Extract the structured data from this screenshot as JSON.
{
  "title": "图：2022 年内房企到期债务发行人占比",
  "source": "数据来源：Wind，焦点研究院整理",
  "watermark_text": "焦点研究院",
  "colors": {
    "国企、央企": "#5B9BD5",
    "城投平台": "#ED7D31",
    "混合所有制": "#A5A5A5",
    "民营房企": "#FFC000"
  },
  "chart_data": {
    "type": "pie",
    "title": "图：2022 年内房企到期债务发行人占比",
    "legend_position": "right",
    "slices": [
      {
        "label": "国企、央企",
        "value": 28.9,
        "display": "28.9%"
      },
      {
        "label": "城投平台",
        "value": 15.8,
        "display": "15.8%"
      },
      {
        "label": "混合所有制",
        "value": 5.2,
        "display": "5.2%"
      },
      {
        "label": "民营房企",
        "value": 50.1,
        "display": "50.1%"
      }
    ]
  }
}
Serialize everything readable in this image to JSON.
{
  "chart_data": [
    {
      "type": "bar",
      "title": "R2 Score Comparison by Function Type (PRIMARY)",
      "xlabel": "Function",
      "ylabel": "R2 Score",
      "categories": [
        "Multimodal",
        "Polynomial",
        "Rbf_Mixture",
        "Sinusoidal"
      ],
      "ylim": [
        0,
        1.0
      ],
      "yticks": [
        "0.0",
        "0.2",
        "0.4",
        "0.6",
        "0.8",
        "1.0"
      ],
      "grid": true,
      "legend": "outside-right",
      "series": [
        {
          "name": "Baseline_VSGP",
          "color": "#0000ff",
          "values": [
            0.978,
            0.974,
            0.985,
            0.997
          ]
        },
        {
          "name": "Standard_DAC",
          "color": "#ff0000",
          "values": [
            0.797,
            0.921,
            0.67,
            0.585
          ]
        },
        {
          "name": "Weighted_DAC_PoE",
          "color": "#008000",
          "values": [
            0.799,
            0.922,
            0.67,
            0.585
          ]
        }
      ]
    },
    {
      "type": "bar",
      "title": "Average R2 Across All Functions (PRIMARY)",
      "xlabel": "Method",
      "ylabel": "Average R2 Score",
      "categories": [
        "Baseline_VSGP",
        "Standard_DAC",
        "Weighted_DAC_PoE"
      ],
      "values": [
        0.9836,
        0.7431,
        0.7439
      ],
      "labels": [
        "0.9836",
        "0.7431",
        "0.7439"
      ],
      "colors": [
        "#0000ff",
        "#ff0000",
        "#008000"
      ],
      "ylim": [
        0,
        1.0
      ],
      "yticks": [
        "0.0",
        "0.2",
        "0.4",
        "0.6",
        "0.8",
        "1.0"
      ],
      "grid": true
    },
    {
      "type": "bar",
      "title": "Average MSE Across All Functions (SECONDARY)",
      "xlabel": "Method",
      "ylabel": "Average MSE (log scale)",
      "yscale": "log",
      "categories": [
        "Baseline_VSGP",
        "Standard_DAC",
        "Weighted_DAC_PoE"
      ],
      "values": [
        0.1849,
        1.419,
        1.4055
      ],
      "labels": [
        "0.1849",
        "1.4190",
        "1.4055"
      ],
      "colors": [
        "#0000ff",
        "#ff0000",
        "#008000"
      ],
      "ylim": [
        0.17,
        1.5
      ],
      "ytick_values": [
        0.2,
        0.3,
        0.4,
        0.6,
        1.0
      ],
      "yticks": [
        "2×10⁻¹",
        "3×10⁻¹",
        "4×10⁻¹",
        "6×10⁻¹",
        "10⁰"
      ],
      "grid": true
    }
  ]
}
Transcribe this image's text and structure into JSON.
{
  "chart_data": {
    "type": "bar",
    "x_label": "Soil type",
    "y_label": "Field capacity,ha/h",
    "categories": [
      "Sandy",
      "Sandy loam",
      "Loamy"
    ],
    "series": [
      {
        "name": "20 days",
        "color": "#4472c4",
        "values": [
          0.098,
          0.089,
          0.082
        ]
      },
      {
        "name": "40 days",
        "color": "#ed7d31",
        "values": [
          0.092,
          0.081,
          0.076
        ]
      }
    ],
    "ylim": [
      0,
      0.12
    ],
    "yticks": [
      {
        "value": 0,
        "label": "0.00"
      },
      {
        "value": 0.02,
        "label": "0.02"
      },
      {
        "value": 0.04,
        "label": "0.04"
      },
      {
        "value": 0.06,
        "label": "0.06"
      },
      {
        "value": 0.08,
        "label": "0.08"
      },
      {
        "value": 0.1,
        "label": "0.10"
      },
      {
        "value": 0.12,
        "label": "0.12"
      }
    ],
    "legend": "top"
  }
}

··········

Task description ::
Copy every line of the data that holds the string "name".

Completed task ::
          "name": "Baseline_VSGP",
          "name": "Standard_DAC",
          "name": "Weighted_DAC_PoE",
        "name": "20 days",
        "name": "40 days",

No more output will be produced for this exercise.